_WHAT IS REQUIRED_. In the entries that follow, find the word "wyboru" and report each line it is on.

_SUPPLIED DATA_.
********************

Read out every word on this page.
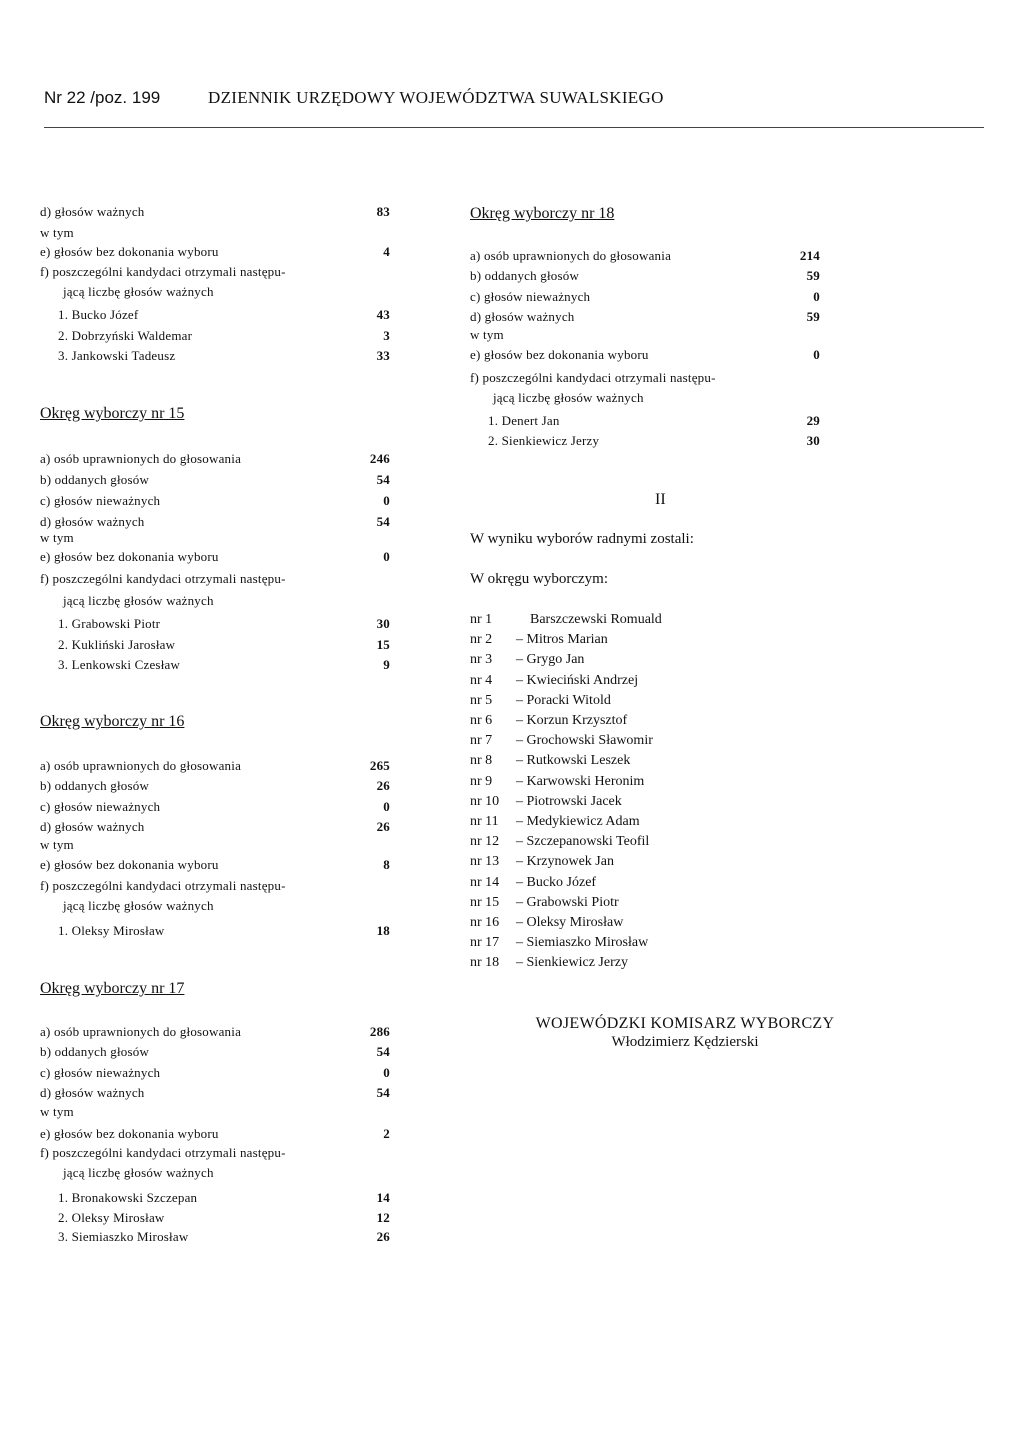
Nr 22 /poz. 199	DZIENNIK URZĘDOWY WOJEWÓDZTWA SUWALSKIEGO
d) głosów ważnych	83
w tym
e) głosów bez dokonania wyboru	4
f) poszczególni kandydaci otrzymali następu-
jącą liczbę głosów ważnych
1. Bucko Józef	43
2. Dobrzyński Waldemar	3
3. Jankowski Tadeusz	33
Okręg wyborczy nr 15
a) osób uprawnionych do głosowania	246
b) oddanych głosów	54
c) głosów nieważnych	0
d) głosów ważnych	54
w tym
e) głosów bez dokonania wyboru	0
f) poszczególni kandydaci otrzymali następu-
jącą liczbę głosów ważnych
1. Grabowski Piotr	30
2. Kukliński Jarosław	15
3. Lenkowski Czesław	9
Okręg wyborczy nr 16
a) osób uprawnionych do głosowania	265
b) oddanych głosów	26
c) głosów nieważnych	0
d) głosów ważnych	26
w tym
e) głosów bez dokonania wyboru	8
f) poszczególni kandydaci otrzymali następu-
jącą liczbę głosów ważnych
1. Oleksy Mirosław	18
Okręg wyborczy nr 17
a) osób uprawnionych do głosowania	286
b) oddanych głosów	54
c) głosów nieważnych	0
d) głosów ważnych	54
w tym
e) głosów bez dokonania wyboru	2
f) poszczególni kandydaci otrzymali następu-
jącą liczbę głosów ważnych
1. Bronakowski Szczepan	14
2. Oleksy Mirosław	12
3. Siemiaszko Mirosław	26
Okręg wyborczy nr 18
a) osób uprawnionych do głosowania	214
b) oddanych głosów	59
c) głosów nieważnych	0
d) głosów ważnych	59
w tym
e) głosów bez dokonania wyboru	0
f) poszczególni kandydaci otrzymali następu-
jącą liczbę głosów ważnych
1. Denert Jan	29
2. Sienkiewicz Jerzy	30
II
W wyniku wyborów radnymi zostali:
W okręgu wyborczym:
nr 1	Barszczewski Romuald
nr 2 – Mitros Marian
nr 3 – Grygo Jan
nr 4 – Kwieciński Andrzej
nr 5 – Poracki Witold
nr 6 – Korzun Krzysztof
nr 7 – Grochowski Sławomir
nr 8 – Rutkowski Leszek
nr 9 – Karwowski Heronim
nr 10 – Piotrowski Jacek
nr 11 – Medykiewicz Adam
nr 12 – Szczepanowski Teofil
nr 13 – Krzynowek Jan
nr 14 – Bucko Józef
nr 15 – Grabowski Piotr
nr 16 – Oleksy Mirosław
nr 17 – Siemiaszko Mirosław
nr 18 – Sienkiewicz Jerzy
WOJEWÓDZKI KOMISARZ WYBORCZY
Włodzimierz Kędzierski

********************

_FINAL RESULT_.
e) głosów bez dokonania wyboru	4
e) głosów bez dokonania wyboru	0
e) głosów bez dokonania wyboru	8
e) głosów bez dokonania wyboru	2
e) głosów bez dokonania wyboru	0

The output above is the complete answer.